>> Start
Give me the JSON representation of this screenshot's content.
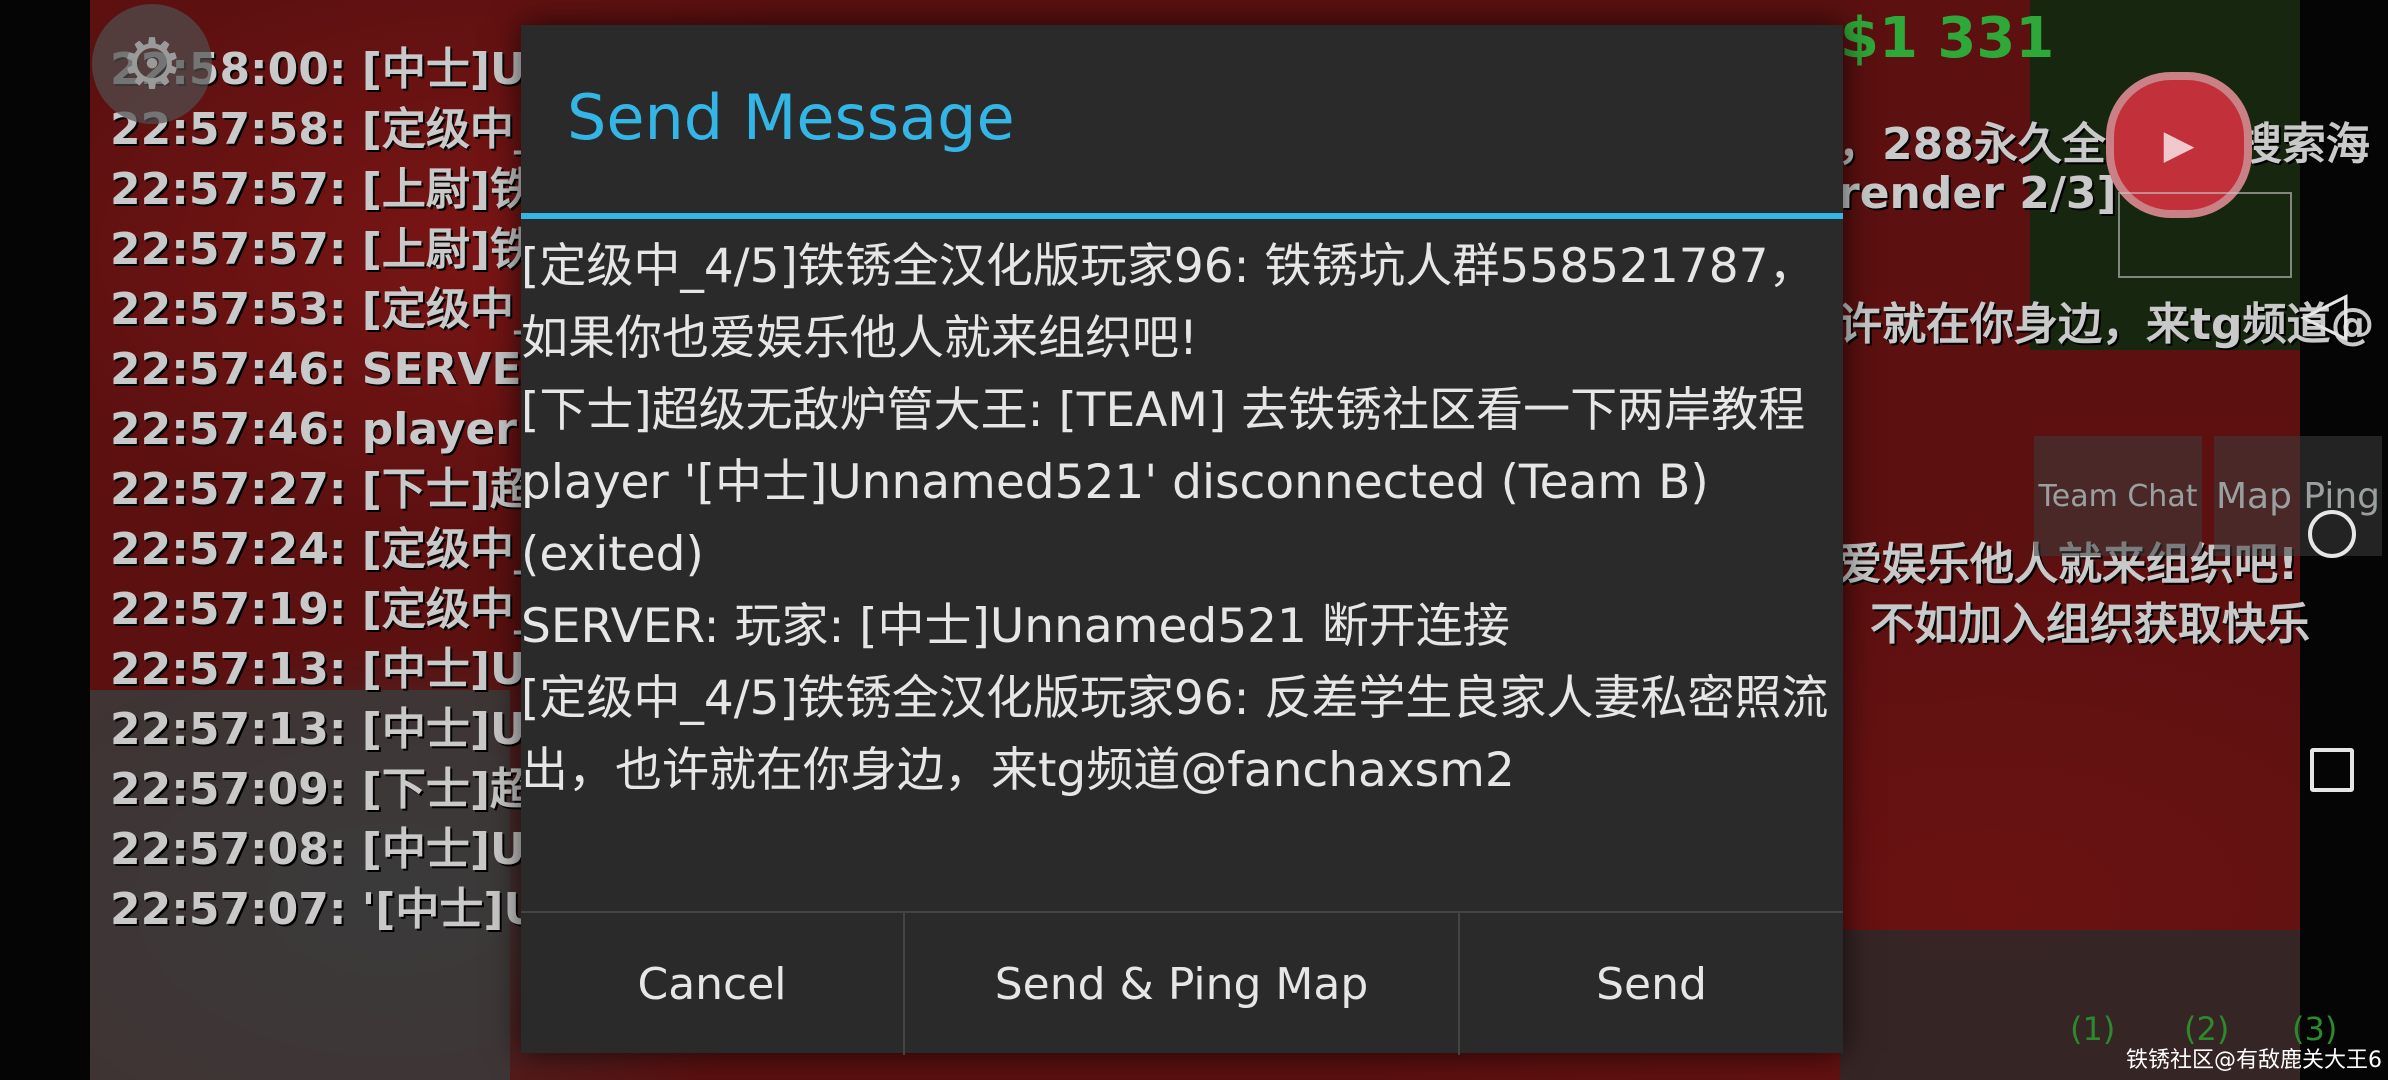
{
  "game": {
    "money": "$1 331",
    "chat_log": [
      "22:58:00: [中士]U",
      "22:57:58: [定级中_",
      "22:57:57: [上尉]铁",
      "22:57:57: [上尉]铁",
      "22:57:53: [定级中_",
      "22:57:46: SERVER",
      "22:57:46: player '",
      "22:57:27: [下士]超",
      "22:57:24: [定级中_",
      "22:57:19: [定级中_",
      "22:57:13: [中士]U",
      "22:57:13: [中士]U",
      "22:57:09: [下士]超",
      "22:57:08: [中士]U",
      "22:57:07: '[中士]U"
    ],
    "chat_right": [
      "，288永久全解锁，搜索海",
      "render 2/3]",
      "许就在你身边，来tg频道@",
      "爱娱乐他人就来组织吧!",
      "不如加入组织获取快乐"
    ],
    "buttons": {
      "team_chat": "Team Chat",
      "map_ping": "Map Ping"
    },
    "unit_groups": [
      "(1)",
      "(2)",
      "(3)"
    ],
    "watermark": "铁锈社区@有敌鹿关大王6"
  },
  "dialog": {
    "title": "Send Message",
    "messages": [
      "[定级中_4/5]铁锈全汉化版玩家96: 铁锈坑人群558521787，如果你也爱娱乐他人就来组织吧!",
      "[下士]超级无敌炉管大王: [TEAM]  去铁锈社区看一下两岸教程",
      "player '[中士]Unnamed521' disconnected (Team B) (exited)",
      "SERVER: 玩家: [中士]Unnamed521 断开连接",
      "[定级中_4/5]铁锈全汉化版玩家96: 反差学生良家人妻私密照流出，也许就在你身边，来tg频道@fanchaxsm2"
    ],
    "buttons": {
      "cancel": "Cancel",
      "send_ping": "Send & Ping Map",
      "send": "Send"
    }
  },
  "colors": {
    "accent": "#33b5e5",
    "dialog_bg": "#2a2a2a",
    "money": "#2fa83a"
  }
}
>> End
Locate each line with the word "Send" and copy it.

Solved problem:
    "title": "Send Message",
      "send_ping": "Send & Ping Map",
      "send": "Send"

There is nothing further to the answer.